Work to do:
Pick out each line of the records that includes the string "What", and copy it.

START

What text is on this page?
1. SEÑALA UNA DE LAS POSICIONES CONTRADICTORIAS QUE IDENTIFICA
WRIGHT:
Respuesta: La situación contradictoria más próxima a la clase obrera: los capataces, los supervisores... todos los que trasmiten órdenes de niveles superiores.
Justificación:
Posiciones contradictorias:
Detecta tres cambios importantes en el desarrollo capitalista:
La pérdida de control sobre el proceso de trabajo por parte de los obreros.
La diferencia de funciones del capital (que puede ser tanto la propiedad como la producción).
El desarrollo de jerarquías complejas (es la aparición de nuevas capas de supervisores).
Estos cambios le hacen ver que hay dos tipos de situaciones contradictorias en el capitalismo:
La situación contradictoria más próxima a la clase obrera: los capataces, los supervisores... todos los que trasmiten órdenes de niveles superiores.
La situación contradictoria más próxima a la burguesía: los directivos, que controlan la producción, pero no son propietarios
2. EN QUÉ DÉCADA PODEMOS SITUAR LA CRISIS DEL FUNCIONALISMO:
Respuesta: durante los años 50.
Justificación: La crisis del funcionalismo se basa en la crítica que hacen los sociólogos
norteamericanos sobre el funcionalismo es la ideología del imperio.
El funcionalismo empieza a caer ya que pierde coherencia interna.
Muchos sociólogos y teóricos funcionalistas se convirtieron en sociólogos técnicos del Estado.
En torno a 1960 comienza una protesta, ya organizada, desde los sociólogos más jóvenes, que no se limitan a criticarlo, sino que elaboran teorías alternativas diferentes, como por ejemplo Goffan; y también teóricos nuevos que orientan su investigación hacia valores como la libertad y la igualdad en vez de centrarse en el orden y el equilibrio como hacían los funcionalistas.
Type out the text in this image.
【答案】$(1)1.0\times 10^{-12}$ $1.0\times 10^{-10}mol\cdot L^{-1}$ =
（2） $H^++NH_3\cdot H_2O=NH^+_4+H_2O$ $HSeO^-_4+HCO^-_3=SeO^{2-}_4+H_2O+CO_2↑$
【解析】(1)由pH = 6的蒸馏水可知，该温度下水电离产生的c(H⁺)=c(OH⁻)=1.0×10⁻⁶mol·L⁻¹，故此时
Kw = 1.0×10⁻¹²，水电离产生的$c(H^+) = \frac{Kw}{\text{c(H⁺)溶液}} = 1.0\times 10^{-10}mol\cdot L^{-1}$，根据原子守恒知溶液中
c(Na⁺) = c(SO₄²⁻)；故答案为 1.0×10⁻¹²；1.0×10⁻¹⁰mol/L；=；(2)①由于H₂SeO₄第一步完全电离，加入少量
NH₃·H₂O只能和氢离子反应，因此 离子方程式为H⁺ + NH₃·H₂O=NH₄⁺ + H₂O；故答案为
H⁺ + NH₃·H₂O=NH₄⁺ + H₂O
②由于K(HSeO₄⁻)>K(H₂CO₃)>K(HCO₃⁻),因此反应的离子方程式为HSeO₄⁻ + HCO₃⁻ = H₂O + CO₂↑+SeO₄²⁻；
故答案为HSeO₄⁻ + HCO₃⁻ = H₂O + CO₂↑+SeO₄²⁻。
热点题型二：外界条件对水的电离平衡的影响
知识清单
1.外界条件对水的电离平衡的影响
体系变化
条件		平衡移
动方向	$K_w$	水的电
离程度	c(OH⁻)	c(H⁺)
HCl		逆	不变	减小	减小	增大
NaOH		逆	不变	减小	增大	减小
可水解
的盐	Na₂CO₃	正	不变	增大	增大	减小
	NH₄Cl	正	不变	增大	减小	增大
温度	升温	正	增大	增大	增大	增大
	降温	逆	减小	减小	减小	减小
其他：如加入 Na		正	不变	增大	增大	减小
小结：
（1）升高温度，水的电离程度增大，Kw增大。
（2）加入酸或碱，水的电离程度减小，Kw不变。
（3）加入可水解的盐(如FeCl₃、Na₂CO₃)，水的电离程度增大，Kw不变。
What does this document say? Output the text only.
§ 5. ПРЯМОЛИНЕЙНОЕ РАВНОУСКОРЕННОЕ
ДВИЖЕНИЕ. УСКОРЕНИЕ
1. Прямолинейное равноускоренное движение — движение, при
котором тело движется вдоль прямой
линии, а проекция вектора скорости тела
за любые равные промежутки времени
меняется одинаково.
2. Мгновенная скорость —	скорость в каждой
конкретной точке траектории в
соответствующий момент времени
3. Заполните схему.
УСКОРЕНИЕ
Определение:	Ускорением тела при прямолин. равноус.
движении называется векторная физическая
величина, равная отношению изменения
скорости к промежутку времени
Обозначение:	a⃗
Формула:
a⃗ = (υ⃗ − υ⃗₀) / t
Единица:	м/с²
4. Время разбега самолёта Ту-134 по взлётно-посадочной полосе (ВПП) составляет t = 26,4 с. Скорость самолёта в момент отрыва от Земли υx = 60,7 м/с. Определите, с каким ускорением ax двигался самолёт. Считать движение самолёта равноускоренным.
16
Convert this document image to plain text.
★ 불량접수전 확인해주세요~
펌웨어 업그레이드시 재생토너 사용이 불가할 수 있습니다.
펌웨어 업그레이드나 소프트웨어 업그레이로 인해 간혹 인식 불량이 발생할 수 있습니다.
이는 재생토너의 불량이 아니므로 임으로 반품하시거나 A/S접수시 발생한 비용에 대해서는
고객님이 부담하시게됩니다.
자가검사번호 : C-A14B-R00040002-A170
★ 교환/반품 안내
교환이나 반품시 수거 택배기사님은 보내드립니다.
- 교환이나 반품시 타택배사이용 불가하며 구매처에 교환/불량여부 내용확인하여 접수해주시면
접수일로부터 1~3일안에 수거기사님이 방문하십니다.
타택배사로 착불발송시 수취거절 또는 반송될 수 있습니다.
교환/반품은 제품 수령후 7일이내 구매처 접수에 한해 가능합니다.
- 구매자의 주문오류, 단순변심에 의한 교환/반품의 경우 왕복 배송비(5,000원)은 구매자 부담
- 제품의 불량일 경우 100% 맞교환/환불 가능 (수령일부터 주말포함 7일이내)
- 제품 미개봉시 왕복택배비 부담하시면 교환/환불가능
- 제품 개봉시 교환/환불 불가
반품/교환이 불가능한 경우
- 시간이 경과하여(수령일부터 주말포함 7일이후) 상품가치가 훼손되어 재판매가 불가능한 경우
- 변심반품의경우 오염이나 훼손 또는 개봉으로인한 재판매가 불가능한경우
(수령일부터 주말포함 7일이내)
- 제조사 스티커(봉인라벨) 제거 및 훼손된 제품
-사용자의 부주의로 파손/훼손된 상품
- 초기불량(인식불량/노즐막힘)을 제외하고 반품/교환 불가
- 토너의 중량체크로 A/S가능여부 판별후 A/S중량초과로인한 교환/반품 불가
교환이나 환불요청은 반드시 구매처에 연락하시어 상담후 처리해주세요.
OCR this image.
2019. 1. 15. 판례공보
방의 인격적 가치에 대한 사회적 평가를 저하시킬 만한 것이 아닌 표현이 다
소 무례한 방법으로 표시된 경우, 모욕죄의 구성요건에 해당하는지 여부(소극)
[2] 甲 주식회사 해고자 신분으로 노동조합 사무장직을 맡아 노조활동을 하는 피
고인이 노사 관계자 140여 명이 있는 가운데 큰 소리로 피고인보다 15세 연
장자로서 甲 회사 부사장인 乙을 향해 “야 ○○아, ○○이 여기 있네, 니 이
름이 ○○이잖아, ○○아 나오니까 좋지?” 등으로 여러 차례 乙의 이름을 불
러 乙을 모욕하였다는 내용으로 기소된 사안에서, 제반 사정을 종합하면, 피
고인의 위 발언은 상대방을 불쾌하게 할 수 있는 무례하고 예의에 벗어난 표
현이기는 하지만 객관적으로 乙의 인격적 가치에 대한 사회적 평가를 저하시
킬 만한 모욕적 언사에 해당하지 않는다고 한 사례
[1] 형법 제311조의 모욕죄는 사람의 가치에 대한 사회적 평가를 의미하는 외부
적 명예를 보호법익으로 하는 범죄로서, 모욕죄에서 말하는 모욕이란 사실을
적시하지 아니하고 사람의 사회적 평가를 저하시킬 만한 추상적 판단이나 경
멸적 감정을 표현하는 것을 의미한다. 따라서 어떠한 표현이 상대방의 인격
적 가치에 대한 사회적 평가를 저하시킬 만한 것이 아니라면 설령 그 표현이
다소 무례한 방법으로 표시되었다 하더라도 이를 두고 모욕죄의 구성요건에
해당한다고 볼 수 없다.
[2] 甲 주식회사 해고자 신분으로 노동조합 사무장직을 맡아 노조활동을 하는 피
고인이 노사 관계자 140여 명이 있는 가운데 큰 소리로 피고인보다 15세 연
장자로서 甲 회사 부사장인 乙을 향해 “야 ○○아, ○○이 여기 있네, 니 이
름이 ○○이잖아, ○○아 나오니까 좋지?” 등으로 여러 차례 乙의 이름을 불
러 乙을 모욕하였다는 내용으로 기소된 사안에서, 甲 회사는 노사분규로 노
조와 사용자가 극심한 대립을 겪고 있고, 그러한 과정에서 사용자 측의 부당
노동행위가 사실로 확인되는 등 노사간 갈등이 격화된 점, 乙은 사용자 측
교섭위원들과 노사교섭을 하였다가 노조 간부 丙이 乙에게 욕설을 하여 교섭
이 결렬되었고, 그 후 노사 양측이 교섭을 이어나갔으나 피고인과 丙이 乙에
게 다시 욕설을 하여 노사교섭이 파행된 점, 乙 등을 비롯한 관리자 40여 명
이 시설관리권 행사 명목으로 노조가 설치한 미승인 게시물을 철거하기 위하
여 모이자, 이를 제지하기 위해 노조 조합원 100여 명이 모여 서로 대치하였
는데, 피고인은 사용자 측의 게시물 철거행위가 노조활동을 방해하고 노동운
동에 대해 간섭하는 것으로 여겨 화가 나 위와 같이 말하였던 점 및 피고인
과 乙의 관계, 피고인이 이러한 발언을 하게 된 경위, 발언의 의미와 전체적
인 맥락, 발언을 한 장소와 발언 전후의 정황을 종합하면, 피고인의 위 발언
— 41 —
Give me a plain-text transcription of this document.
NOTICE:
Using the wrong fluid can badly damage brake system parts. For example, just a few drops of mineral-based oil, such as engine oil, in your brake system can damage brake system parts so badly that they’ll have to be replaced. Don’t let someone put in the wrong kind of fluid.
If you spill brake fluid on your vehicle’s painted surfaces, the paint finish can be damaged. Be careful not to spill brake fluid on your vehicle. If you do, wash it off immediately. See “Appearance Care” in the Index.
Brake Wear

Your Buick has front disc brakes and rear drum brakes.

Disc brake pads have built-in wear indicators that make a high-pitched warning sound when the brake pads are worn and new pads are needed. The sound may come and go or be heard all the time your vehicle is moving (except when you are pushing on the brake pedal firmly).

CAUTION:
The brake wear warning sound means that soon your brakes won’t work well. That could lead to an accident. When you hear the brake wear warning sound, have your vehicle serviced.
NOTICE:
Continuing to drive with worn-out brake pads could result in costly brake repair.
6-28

END

Complete output:
What text is on this page?
What does this document say? Output the text only.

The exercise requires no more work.